Anyone have any clue how should I allow special characters like .-/ to be searchable ? Can you spot some flaw in my example or suggest better solution ?

1
You should start by looking at what the analysis page for your content tells you - my guess is that the StandardTokenizer will remove a lot of special characters when tokenizing (and your PatternReplaces will remove content as well, not sure why you need the same replacement so many times, but you probably have a reason. The Whitespace Tokenizer might be better suited for a field for matching special characters. When writing the query, escape the special characters with `\`. - MatsLindh
@MatsLindh escaping special characters do not help - offline
It has to be done together with the other changes I proposed. - MatsLindh
The trick is to use different fields and have different tokenizers for those fields, then prioritize hits in those fields based on a weight. Instead of trying to make one field fit all your query needs, make multiple fields - one with each definition and query multiple fields. - MatsLindh
If you only want to query the field with whitespace tokenizer, you only give that field name in qf. If you want to search multiple fields, you give the fields and their weights, qf=original whitespace_tokenized^3 will weigh a hit in whitespace_tokenized three times higher than a hit in original. - MatsLindh

1 Answers

2
votes

You should start by looking at what the analysis page for your content tells you - my guess is that the StandardTokenizer will remove a lot of special characters when tokenizing (and your PatternReplaces might remove content as well).

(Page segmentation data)
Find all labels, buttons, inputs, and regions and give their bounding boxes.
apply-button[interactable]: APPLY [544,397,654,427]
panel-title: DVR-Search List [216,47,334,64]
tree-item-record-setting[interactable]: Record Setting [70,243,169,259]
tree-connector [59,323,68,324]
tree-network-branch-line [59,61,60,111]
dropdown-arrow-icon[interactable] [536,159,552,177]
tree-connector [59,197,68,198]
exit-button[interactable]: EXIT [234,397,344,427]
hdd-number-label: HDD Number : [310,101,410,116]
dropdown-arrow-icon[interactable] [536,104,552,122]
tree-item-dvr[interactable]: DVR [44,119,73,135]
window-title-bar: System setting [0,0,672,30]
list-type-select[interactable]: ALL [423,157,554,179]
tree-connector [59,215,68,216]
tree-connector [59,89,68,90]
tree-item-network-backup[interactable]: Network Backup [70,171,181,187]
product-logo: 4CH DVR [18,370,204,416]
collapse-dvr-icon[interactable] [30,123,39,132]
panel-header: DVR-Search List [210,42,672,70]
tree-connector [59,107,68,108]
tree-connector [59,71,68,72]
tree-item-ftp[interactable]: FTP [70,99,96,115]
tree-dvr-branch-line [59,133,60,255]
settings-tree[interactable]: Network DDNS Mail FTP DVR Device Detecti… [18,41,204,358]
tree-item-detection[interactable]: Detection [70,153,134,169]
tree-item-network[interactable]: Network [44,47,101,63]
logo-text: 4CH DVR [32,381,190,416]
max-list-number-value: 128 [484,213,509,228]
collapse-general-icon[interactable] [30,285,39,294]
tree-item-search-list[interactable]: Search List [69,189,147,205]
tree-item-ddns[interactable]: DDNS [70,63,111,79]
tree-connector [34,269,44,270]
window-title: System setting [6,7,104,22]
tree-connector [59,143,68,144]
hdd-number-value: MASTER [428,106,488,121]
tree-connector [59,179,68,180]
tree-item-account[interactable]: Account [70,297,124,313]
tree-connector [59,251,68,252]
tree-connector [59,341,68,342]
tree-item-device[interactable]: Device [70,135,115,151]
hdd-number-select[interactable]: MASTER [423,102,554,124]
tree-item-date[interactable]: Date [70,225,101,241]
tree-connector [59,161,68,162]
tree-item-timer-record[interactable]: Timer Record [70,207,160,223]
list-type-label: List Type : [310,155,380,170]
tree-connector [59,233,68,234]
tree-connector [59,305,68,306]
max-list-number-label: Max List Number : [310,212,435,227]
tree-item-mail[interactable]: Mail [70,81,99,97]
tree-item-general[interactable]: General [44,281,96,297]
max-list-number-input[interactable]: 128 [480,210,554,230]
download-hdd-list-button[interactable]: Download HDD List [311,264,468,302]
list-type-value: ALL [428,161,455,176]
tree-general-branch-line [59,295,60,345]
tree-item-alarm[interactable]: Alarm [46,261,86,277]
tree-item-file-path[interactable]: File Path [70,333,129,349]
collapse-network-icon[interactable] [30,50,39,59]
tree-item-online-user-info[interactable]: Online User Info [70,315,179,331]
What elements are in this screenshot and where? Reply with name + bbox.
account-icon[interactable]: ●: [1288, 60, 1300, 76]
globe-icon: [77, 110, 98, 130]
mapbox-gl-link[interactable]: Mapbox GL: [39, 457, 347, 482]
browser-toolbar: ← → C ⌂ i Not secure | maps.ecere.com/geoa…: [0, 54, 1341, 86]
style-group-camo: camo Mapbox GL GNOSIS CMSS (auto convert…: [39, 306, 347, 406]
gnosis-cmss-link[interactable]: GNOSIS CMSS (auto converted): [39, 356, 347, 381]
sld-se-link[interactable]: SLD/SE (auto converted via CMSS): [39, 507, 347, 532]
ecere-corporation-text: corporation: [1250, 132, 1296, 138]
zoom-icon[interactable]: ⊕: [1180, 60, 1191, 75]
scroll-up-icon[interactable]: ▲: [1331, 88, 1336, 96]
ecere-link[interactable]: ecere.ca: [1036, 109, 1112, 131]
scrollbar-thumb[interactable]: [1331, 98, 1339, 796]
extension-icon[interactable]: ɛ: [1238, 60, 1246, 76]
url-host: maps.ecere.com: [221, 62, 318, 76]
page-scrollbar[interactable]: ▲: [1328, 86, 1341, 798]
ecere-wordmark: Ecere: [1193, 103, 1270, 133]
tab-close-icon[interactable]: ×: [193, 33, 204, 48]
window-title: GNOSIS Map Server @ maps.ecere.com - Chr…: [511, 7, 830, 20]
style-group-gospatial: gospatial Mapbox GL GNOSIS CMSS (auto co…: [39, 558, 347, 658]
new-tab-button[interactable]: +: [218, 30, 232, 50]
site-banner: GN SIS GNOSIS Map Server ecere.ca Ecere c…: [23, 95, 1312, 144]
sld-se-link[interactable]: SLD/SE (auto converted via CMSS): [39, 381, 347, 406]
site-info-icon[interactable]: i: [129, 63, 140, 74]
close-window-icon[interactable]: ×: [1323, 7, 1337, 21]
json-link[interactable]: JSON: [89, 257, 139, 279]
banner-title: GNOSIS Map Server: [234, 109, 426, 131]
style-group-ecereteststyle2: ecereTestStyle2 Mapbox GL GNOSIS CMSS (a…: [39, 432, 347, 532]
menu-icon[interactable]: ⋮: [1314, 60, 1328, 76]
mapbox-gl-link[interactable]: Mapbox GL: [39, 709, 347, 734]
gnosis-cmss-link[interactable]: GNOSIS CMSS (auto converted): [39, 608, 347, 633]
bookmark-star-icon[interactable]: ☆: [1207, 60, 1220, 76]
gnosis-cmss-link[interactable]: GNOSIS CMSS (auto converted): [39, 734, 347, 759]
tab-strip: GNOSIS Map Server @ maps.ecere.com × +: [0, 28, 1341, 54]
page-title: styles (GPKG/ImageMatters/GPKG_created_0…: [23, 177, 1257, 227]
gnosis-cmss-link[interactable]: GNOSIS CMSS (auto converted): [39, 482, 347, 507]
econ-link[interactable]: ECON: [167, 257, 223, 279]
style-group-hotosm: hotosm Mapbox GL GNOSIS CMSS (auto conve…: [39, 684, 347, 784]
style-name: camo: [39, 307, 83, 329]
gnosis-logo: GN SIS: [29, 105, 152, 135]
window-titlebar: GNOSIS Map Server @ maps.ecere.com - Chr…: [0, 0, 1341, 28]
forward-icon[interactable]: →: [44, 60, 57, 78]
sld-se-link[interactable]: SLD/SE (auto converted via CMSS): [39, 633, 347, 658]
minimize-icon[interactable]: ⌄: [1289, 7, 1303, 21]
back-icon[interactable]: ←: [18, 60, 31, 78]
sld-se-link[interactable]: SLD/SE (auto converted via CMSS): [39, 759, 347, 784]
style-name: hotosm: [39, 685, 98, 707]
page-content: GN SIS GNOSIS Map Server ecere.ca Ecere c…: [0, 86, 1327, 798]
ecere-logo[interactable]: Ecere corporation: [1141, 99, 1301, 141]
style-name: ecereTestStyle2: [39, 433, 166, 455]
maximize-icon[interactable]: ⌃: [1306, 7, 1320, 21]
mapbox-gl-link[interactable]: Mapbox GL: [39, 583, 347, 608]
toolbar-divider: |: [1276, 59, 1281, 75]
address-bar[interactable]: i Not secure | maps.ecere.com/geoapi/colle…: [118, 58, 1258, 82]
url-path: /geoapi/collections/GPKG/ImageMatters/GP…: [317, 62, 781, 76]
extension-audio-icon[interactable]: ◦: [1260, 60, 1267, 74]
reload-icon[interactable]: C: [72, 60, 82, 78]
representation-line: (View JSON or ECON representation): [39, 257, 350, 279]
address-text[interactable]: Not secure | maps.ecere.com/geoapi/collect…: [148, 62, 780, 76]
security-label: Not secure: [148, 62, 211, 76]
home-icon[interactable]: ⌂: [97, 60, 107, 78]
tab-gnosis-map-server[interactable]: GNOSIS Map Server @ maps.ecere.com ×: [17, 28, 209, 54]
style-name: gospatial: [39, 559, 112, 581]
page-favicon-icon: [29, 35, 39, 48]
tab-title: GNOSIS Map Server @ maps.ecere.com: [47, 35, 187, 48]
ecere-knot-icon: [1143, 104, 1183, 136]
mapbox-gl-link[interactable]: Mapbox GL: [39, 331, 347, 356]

Your tasks:
1. Condense the paragraph of the Solr thread beginning "The trick is to use different fields" into a short bulleted list that keeps its main points.
2. Repeat word for word the part of the Solr thread that opens with the words containing "Anyone have any" and closes with "better solution ?".
Answer using only the Solr thread and disregard the material.

Per-task answers:
1.
- Use several fields, each with its own tokenizer.
- Rank hits in those fields by weight.
- Don't make one field meet every query need; define multiple fields and query them together.

2.
Anyone have any clue how should I allow special characters like .-/ to be searchable ? Can you spot some flaw in my example or suggest better solution ?